_WHAT YOU HAVE TO DO_
Every line below is to be copied exactly, with the pictures left out.

--- START OF RECORDS SUPPLIED ---

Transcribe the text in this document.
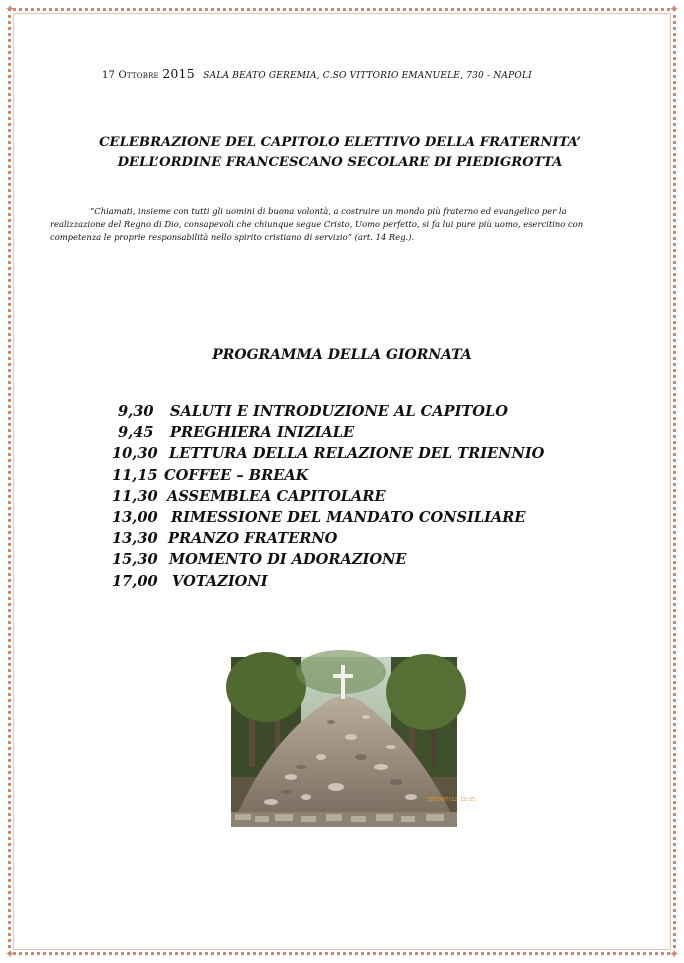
✦	✦
✦	✦
17 Ottobre 2015 SALA BEATO GEREMIA, C.SO VITTORIO EMANUELE, 730 - NAPOLI
CELEBRAZIONE DEL CAPITOLO ELETTIVO DELLA FRATERNITA’
DELL’ORDINE FRANCESCANO SECOLARE DI PIEDIGROTTA
“Chiamati, insieme con tutti gli uomini di buona volontà, a costruire un mondo più fraterno ed evangelico per la
realizzazione del Regno di Dio, consapevoli che chiunque segue Cristo, Uomo perfetto, si fa lui pure più uomo, esercitino con
competenza le proprie responsabilità nello spirito cristiano di servizio” (art. 14 Reg.).
PROGRAMMA DELLA GIORNATA
9,30 SALUTI E INTRODUZIONE AL CAPITOLO
9,45 PREGHIERA INIZIALE
10,30 LETTURA DELLA RELAZIONE DEL TRIENNIO
11,15 COFFEE – BREAK
11,30 ASSEMBLEA CAPITOLARE
13,00 RIMESSIONE DEL MANDATO CONSILIARE
13,30 PRANZO FRATERNO
15,30 MOMENTO DI ADORAZIONE
17,00 VOTAZIONI
2013/07/12 15:25
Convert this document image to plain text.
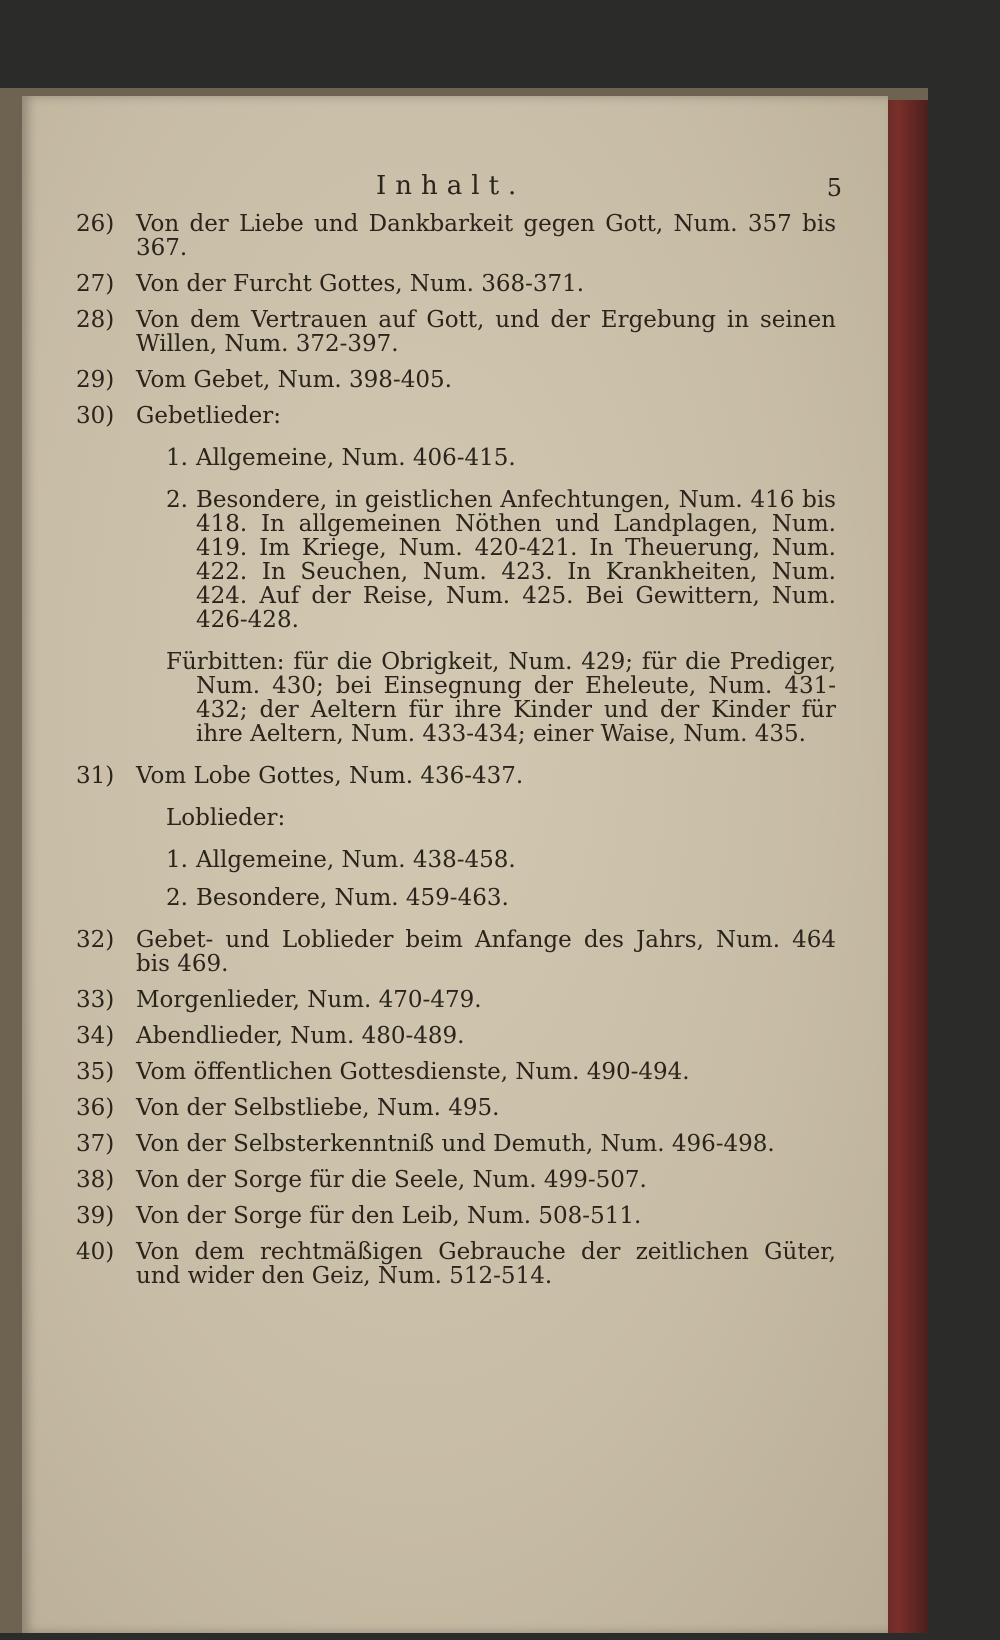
Inhalt.	5
26) Von der Liebe und Dankbarkeit gegen Gott, Num. 357 bis 367.
27) Von der Furcht Gottes, Num. 368-371.
28) Von dem Vertrauen auf Gott, und der Ergebung in seinen Willen, Num. 372-397.
29) Vom Gebet, Num. 398-405.
30) Gebetlieder:
1. Allgemeine, Num. 406-415.
2. Besondere, in geistlichen Anfechtungen, Num. 416 bis 418. In allgemeinen Nöthen und Landplagen, Num. 419. Im Kriege, Num. 420-421. In Theuerung, Num. 422. In Seuchen, Num. 423. In Krankheiten, Num. 424. Auf der Reise, Num. 425. Bei Gewittern, Num. 426-428.
Fürbitten: für die Obrigkeit, Num. 429; für die Prediger, Num. 430; bei Einsegnung der Eheleute, Num. 431-432; der Aeltern für ihre Kinder und der Kinder für ihre Aeltern, Num. 433-434; einer Waise, Num. 435.
31) Vom Lobe Gottes, Num. 436-437.
Loblieder:
1. Allgemeine, Num. 438-458.
2. Besondere, Num. 459-463.
32) Gebet- und Loblieder beim Anfange des Jahrs, Num. 464 bis 469.
33) Morgenlieder, Num. 470-479.
34) Abendlieder, Num. 480-489.
35) Vom öffentlichen Gottesdienste, Num. 490-494.
36) Von der Selbstliebe, Num. 495.
37) Von der Selbsterkenntniß und Demuth, Num. 496-498.
38) Von der Sorge für die Seele, Num. 499-507.
39) Von der Sorge für den Leib, Num. 508-511.
40) Von dem rechtmäßigen Gebrauche der zeitlichen Güter, und wider den Geiz, Num. 512-514.
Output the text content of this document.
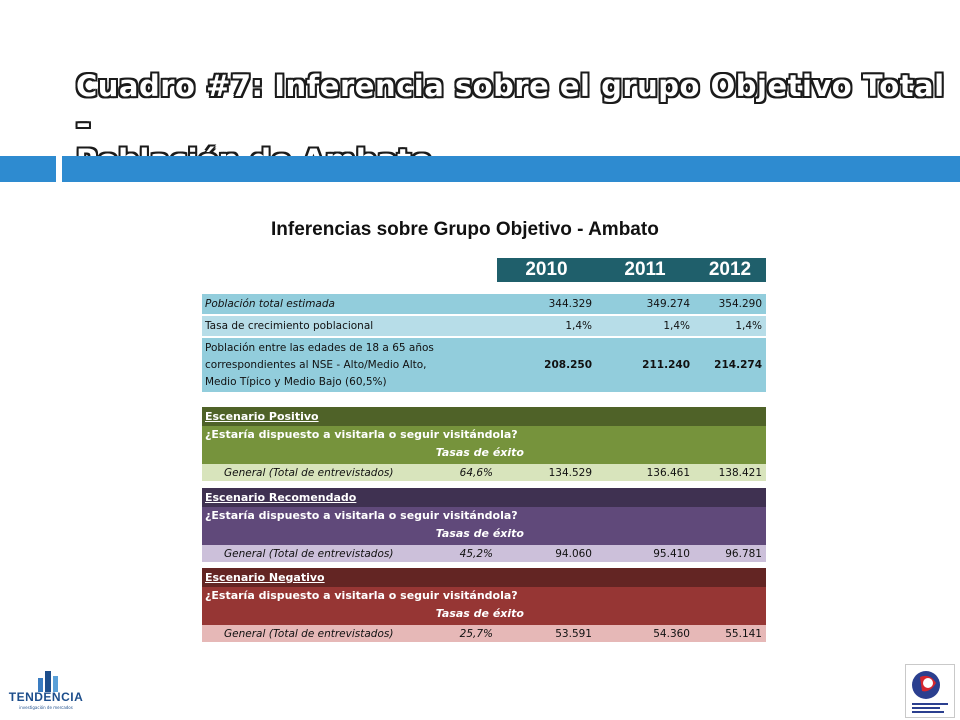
Cuadro #7: Inferencia sobre el grupo Objetivo Total –
Inferencias sobre Grupo Objetivo - Ambato
2010	2011	2012
Población total estimada	344.329	349.274	354.290
Tasa de crecimiento poblacional	1,4%	1,4%	1,4%
Población entre las edades de 18 a 65 años
correspondientes al NSE - Alto/Medio Alto,
Medio Típico y Medio Bajo (60,5%)
208.250	211.240	214.274
Escenario Positivo
¿Estaría dispuesto a visitarla o seguir visitándola?
Tasas de éxito
General (Total de entrevistados)	64,6%	134.529	136.461	138.421
Escenario Recomendado
¿Estaría dispuesto a visitarla o seguir visitándola?
Tasas de éxito
General (Total de entrevistados)	45,2%	94.060	95.410	96.781
Escenario Negativo
¿Estaría dispuesto a visitarla o seguir visitándola?
Tasas de éxito
General (Total de entrevistados)	25,7%	53.591	54.360	55.141
TENDENCIA
investigación de mercados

--- END OF RECORDS SUPPLIED ---

_EXERCISE SOLUTION_
Transcribe the text in this document.
✦	✦
✦	✦
17 Ottobre 2015 SALA BEATO GEREMIA, C.SO VITTORIO EMANUELE, 730 - NAPOLI
CELEBRAZIONE DEL CAPITOLO ELETTIVO DELLA FRATERNITA’
DELL’ORDINE FRANCESCANO SECOLARE DI PIEDIGROTTA
“Chiamati, insieme con tutti gli uomini di buona volontà, a costruire un mondo più fraterno ed evangelico per la
realizzazione del Regno di Dio, consapevoli che chiunque segue Cristo, Uomo perfetto, si fa lui pure più uomo, esercitino con
competenza le proprie responsabilità nello spirito cristiano di servizio” (art. 14 Reg.).
PROGRAMMA DELLA GIORNATA
9,30 SALUTI E INTRODUZIONE AL CAPITOLO
9,45 PREGHIERA INIZIALE
10,30 LETTURA DELLA RELAZIONE DEL TRIENNIO
11,15 COFFEE – BREAK
11,30 ASSEMBLEA CAPITOLARE
13,00 RIMESSIONE DEL MANDATO CONSILIARE
13,30 PRANZO FRATERNO
15,30 MOMENTO DI ADORAZIONE
17,00 VOTAZIONI
2013/07/12 15:25
Convert this document image to plain text.
Inhalt.	5
26) Von der Liebe und Dankbarkeit gegen Gott, Num. 357 bis 367.
27) Von der Furcht Gottes, Num. 368-371.
28) Von dem Vertrauen auf Gott, und der Ergebung in seinen Willen, Num. 372-397.
29) Vom Gebet, Num. 398-405.
30) Gebetlieder:
1. Allgemeine, Num. 406-415.
2. Besondere, in geistlichen Anfechtungen, Num. 416 bis 418. In allgemeinen Nöthen und Landplagen, Num. 419. Im Kriege, Num. 420-421. In Theuerung, Num. 422. In Seuchen, Num. 423. In Krankheiten, Num. 424. Auf der Reise, Num. 425. Bei Gewittern, Num. 426-428.
Fürbitten: für die Obrigkeit, Num. 429; für die Prediger, Num. 430; bei Einsegnung der Eheleute, Num. 431-432; der Aeltern für ihre Kinder und der Kinder für ihre Aeltern, Num. 433-434; einer Waise, Num. 435.
31) Vom Lobe Gottes, Num. 436-437.
Loblieder:
1. Allgemeine, Num. 438-458.
2. Besondere, Num. 459-463.
32) Gebet- und Loblieder beim Anfange des Jahrs, Num. 464 bis 469.
33) Morgenlieder, Num. 470-479.
34) Abendlieder, Num. 480-489.
35) Vom öffentlichen Gottesdienste, Num. 490-494.
36) Von der Selbstliebe, Num. 495.
37) Von der Selbsterkenntniß und Demuth, Num. 496-498.
38) Von der Sorge für die Seele, Num. 499-507.
39) Von der Sorge für den Leib, Num. 508-511.
40) Von dem rechtmäßigen Gebrauche der zeitlichen Güter, und wider den Geiz, Num. 512-514.
Output the text content of this document.
Cuadro #7: Inferencia sobre el grupo Objetivo Total –
Inferencias sobre Grupo Objetivo - Ambato
2010	2011	2012
Población total estimada	344.329	349.274	354.290
Tasa de crecimiento poblacional	1,4%	1,4%	1,4%
Población entre las edades de 18 a 65 años
correspondientes al NSE - Alto/Medio Alto,
Medio Típico y Medio Bajo (60,5%)
208.250	211.240	214.274
Escenario Positivo
¿Estaría dispuesto a visitarla o seguir visitándola?
Tasas de éxito
General (Total de entrevistados)	64,6%	134.529	136.461	138.421
Escenario Recomendado
¿Estaría dispuesto a visitarla o seguir visitándola?
Tasas de éxito
General (Total de entrevistados)	45,2%	94.060	95.410	96.781
Escenario Negativo
¿Estaría dispuesto a visitarla o seguir visitándola?
Tasas de éxito
General (Total de entrevistados)	25,7%	53.591	54.360	55.141
TENDENCIA
investigación de mercados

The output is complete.